**Problem**
Find each line in the following listing that has the string "icon", then state the count and nothing else.

**Records provided**
>> BEGIN
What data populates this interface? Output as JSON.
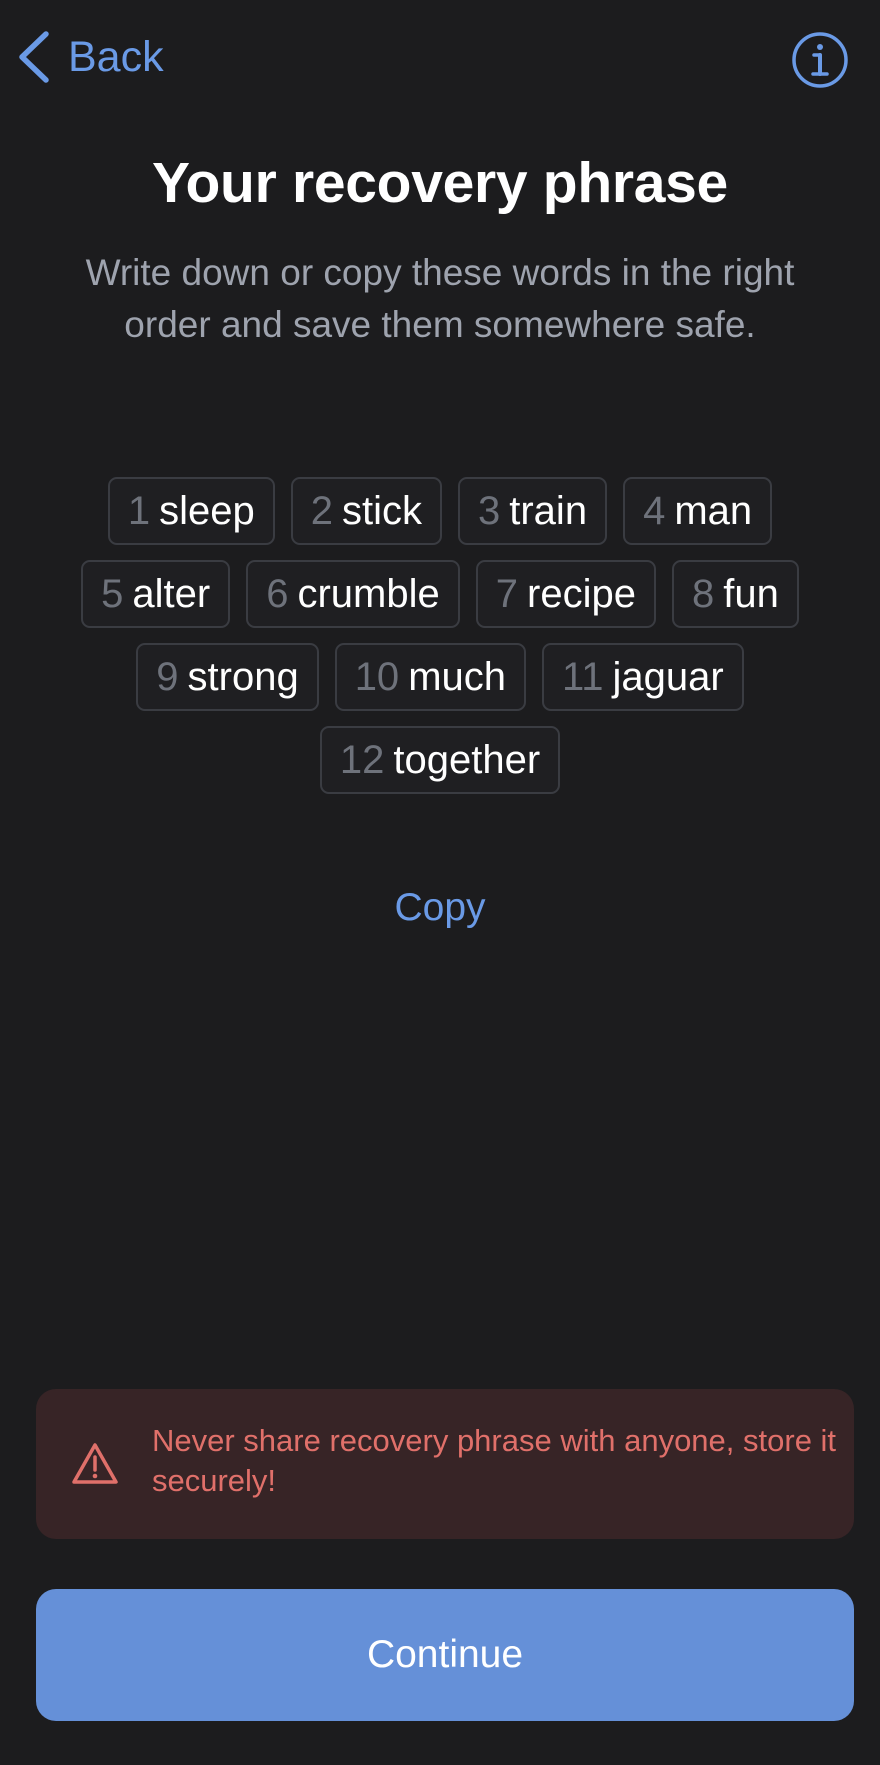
{
  "nav": {
    "back_label": "Back",
    "back_icon": "chevron-left-icon",
    "info_icon": "info-icon"
  },
  "title": "Your recovery phrase",
  "subtitle": "Write down or copy these words in the right order and save them somewhere safe.",
  "words": [
    {
      "num": "1",
      "word": "sleep"
    },
    {
      "num": "2",
      "word": "stick"
    },
    {
      "num": "3",
      "word": "train"
    },
    {
      "num": "4",
      "word": "man"
    },
    {
      "num": "5",
      "word": "alter"
    },
    {
      "num": "6",
      "word": "crumble"
    },
    {
      "num": "7",
      "word": "recipe"
    },
    {
      "num": "8",
      "word": "fun"
    },
    {
      "num": "9",
      "word": "strong"
    },
    {
      "num": "10",
      "word": "much"
    },
    {
      "num": "11",
      "word": "jaguar"
    },
    {
      "num": "12",
      "word": "together"
    }
  ],
  "copy_label": "Copy",
  "warning": {
    "icon": "warning-triangle-icon",
    "text": "Never share recovery phrase with anyone, store it securely!"
  },
  "continue_label": "Continue",
  "colors": {
    "background": "#1c1c1e",
    "accent": "#6a9ae6",
    "button": "#6590d8",
    "warning_bg": "#372426",
    "warning_text": "#e0706a",
    "muted": "#9ea3ae"
  }
}
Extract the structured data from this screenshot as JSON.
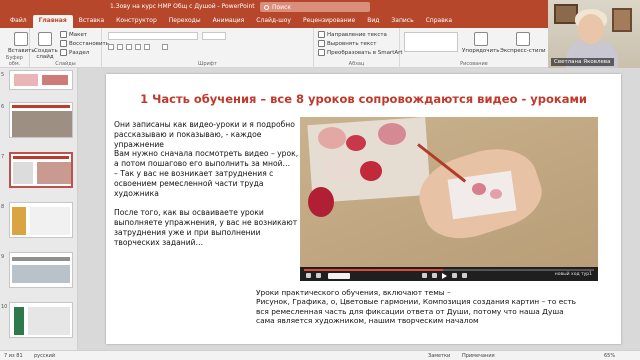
{
  "titlebar": {
    "doc_title": "1.Зову на курс НМР Общ с Душой  -  PowerPoint",
    "search_placeholder": "Поиск"
  },
  "tabs": [
    "Файл",
    "Главная",
    "Вставка",
    "Конструктор",
    "Переходы",
    "Анимация",
    "Слайд-шоу",
    "Рецензирование",
    "Вид",
    "Запись",
    "Справка"
  ],
  "active_tab": "Главная",
  "ribbon": {
    "groups": [
      "Буфер обм.",
      "Слайды",
      "Шрифт",
      "Абзац",
      "Рисование"
    ],
    "buttons": {
      "insert": "Вставить",
      "create_slide": "Создать слайд",
      "layout": "Макет",
      "reset": "Восстановить",
      "section": "Раздел",
      "text_direction": "Направление текста",
      "align_text": "Выровнять текст",
      "smartart": "Преобразовать в SmartArt",
      "arrange": "Упорядочить",
      "styles": "Экспресс-стили"
    }
  },
  "video_call": {
    "participant_name": "Светлана Яковлева"
  },
  "thumbnails": [
    {
      "num": "5"
    },
    {
      "num": "6"
    },
    {
      "num": "7",
      "selected": true
    },
    {
      "num": "8"
    },
    {
      "num": "9"
    },
    {
      "num": "10"
    }
  ],
  "slide": {
    "title": "1 Часть обучения – все 8 уроков сопровождаются видео - уроками",
    "left_text": "Они записаны как видео-уроки и я подробно рассказываю и показываю, -  каждое упражнение\nВам нужно сначала посмотреть видео – урок,  а потом пошагово его выполнить за мной…\n– Так у вас не возникает затруднения с освоением ремесленной части труда художника\n\nПосле того, как вы осваиваете уроки выполняете упражнения, у вас не возникают затруднения уже и при выполнении творческих заданий…",
    "caption": "Уроки практического обучения, включают темы –\n  Рисунок,  Графика,  о,  Цветовые гармонии, Композиция создания картин – то есть вся ремесленная часть для фиксации ответа от Души, потому что наша  Душа сама является художником, нашим творческим началом",
    "video_label": "новый ход тур1",
    "video_progress": 0.48
  },
  "status": {
    "slide_info": "7 из 81",
    "language": "русский",
    "notes": "Заметки",
    "comments": "Примечания",
    "zoom": "65%"
  },
  "colors": {
    "accent": "#b7472a",
    "title_red": "#c0392b"
  }
}
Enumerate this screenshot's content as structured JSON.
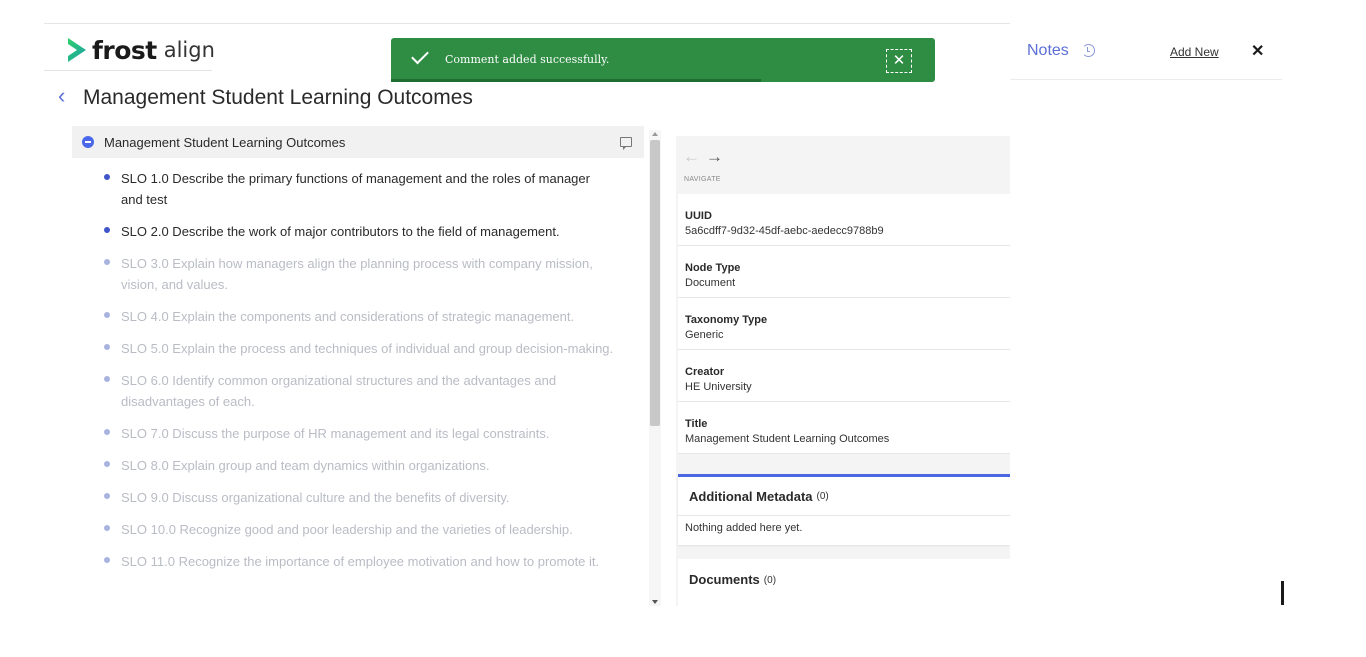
{
  "brand": {
    "name_bold": "frost",
    "name_light": "align"
  },
  "page": {
    "back_icon": "chevron-left-icon",
    "title": "Management Student Learning Outcomes"
  },
  "toast": {
    "message": "Comment added successfully.",
    "close_label": "✕",
    "progress": 0.68,
    "color": "#2e8c43"
  },
  "tree": {
    "root": {
      "label": "Management Student Learning Outcomes"
    },
    "items": [
      {
        "label": "SLO 1.0 Describe the primary functions of management and the roles of manager and test",
        "active": true
      },
      {
        "label": "SLO 2.0 Describe the work of major contributors to the field of management.",
        "active": true
      },
      {
        "label": "SLO 3.0 Explain how managers align the planning process with company mission, vision, and values.",
        "active": false
      },
      {
        "label": "SLO 4.0 Explain the components and considerations of strategic management.",
        "active": false
      },
      {
        "label": "SLO 5.0 Explain the process and techniques of individual and group decision-making.",
        "active": false
      },
      {
        "label": "SLO 6.0 Identify common organizational structures and the advantages and disadvantages of each.",
        "active": false
      },
      {
        "label": "SLO 7.0 Discuss the purpose of HR management and its legal constraints.",
        "active": false
      },
      {
        "label": "SLO 8.0 Explain group and team dynamics within organizations.",
        "active": false
      },
      {
        "label": "SLO 9.0 Discuss organizational culture and the benefits of diversity.",
        "active": false
      },
      {
        "label": "SLO 10.0 Recognize good and poor leadership and the varieties of leadership.",
        "active": false
      },
      {
        "label": "SLO 11.0 Recognize the importance of employee motivation and how to promote it.",
        "active": false
      }
    ]
  },
  "detail": {
    "nav": {
      "back": "←",
      "forward": "→",
      "label": "NAVIGATE"
    },
    "fields": [
      {
        "label": "UUID",
        "value": "5a6cdff7-9d32-45df-aebc-aedecc9788b9"
      },
      {
        "label": "Node Type",
        "value": "Document"
      },
      {
        "label": "Taxonomy Type",
        "value": "Generic"
      },
      {
        "label": "Creator",
        "value": "HE University"
      },
      {
        "label": "Title",
        "value": "Management Student Learning Outcomes"
      }
    ],
    "additional_metadata": {
      "title": "Additional Metadata",
      "count": "(0)",
      "empty": "Nothing added here yet."
    },
    "documents": {
      "title": "Documents",
      "count": "(0)"
    }
  },
  "notes": {
    "title": "Notes",
    "add_new": "Add New",
    "close": "✕"
  },
  "colors": {
    "accent": "#4c68e0",
    "toast": "#2e8c43"
  }
}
>> END
**Written solution**
4